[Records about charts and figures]
◇ ◇ ◇ ◇

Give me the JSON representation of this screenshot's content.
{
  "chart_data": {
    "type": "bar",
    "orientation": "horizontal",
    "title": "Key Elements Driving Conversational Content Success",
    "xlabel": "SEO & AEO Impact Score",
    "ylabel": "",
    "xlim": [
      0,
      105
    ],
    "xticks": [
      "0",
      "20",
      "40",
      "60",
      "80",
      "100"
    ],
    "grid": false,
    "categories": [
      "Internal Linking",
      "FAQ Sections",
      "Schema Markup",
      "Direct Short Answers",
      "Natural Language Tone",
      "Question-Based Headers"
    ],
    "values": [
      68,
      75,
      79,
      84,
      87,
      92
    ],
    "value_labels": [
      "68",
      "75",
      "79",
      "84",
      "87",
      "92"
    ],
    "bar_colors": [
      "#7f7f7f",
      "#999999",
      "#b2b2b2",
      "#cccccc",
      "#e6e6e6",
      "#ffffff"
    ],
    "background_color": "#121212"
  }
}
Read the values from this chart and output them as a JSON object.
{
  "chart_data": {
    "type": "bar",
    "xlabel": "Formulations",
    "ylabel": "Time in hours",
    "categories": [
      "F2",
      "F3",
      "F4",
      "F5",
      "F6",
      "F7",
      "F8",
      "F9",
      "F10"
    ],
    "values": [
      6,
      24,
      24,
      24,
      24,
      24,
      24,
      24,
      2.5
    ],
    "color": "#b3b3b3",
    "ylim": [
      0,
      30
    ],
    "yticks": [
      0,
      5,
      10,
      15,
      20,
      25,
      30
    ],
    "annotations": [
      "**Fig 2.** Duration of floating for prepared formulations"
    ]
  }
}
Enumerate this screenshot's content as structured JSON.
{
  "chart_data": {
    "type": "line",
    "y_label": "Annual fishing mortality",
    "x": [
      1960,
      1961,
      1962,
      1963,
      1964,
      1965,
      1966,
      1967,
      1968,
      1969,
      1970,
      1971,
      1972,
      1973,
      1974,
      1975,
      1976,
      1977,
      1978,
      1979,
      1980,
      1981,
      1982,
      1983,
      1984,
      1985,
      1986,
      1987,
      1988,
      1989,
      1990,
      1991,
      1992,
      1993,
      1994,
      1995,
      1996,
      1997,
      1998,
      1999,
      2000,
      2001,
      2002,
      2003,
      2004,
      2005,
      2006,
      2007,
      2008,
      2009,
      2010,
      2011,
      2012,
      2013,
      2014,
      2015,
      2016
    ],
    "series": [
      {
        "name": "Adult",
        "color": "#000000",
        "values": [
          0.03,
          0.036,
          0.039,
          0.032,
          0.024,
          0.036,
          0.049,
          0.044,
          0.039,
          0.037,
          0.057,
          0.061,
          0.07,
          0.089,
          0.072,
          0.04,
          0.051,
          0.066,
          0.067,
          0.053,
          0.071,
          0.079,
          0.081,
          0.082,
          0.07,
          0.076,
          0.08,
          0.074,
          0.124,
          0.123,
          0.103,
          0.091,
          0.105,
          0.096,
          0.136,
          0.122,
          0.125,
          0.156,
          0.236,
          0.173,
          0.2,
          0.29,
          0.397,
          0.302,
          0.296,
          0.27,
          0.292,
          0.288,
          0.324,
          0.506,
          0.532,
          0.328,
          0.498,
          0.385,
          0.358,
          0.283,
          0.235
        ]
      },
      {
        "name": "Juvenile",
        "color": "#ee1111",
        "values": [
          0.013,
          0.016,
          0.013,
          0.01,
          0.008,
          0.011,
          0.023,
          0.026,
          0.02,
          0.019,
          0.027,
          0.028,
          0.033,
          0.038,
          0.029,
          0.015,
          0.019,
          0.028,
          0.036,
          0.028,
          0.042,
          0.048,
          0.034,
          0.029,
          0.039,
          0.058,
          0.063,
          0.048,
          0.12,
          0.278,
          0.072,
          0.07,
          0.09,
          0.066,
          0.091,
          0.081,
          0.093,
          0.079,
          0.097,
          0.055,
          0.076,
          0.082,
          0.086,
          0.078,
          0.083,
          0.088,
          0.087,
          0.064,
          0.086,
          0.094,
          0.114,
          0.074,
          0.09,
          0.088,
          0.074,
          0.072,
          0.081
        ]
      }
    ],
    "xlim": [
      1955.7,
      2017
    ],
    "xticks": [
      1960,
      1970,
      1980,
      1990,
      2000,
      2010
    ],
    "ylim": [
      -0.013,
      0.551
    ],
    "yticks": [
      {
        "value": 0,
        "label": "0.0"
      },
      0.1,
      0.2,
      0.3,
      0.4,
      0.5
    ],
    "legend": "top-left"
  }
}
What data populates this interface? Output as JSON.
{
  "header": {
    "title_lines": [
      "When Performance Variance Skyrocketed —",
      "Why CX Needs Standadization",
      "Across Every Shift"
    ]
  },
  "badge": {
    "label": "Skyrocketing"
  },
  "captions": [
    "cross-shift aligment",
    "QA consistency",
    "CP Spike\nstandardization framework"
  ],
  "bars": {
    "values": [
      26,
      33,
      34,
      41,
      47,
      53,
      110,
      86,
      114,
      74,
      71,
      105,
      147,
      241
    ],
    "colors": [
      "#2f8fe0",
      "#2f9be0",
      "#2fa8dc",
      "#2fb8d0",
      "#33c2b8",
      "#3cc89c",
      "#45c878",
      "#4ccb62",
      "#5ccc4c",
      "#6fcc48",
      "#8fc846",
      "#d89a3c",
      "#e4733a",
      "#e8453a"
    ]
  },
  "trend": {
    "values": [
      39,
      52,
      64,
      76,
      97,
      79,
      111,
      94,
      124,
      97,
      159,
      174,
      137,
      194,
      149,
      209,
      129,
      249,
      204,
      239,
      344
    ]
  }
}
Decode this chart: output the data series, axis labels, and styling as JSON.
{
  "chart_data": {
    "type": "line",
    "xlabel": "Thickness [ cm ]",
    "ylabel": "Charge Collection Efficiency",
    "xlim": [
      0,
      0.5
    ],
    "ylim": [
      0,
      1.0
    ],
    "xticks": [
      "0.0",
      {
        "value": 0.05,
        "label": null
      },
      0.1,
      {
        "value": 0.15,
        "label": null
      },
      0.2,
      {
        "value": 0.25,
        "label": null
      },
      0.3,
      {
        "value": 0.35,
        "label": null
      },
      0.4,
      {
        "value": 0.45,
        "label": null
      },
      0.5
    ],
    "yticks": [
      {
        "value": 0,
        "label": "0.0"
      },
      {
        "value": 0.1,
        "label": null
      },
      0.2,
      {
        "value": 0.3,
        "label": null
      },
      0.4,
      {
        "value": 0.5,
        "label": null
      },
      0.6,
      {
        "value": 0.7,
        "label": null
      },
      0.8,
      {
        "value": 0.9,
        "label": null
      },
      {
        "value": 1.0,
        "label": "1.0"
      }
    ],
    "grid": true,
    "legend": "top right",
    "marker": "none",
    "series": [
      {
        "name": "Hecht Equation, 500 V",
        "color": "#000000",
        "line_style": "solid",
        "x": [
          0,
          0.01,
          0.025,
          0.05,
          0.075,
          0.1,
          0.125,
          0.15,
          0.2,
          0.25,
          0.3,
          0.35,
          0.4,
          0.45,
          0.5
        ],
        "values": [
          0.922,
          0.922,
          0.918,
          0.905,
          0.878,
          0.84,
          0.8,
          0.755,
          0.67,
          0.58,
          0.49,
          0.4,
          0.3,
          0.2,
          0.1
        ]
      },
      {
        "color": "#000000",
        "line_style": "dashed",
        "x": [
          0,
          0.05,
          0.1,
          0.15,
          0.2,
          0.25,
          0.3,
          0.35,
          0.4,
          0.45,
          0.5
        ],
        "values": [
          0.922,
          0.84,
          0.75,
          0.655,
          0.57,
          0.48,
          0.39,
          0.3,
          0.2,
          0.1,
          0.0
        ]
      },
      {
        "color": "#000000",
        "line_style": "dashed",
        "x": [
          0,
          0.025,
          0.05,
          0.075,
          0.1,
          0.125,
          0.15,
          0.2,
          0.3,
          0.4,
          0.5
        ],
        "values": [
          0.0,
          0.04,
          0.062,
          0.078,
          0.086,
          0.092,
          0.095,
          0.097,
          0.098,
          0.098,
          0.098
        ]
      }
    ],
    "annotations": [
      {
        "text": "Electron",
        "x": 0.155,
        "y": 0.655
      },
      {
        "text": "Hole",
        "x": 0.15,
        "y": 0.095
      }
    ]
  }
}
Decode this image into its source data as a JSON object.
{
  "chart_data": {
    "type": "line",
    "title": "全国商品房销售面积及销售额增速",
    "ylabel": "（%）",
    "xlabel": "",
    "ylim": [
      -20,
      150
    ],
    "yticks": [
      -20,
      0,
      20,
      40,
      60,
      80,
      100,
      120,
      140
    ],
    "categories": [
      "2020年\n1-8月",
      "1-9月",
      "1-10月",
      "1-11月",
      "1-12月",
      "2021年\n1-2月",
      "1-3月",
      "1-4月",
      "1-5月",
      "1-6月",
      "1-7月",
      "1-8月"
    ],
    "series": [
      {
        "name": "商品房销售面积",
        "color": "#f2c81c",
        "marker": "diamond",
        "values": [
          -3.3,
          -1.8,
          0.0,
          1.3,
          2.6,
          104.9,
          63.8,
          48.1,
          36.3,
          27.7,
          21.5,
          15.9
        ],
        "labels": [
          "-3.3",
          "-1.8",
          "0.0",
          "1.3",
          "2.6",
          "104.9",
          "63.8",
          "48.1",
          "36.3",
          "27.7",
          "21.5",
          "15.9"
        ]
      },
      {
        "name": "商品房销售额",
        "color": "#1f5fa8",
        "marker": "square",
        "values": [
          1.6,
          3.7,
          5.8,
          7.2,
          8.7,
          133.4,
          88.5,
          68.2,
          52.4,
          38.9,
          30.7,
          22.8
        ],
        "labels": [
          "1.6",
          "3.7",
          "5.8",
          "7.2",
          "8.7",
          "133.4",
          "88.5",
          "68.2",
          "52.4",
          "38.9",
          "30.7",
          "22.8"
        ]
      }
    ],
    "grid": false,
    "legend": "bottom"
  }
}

◇ ◇ ◇ ◇

▶ _Short problem_
Go over the data above and copy every line that has the word "legend" in it.

▶ _Correct output_
    "legend": "top-left"
    "legend": "top right",
    "legend": "bottom"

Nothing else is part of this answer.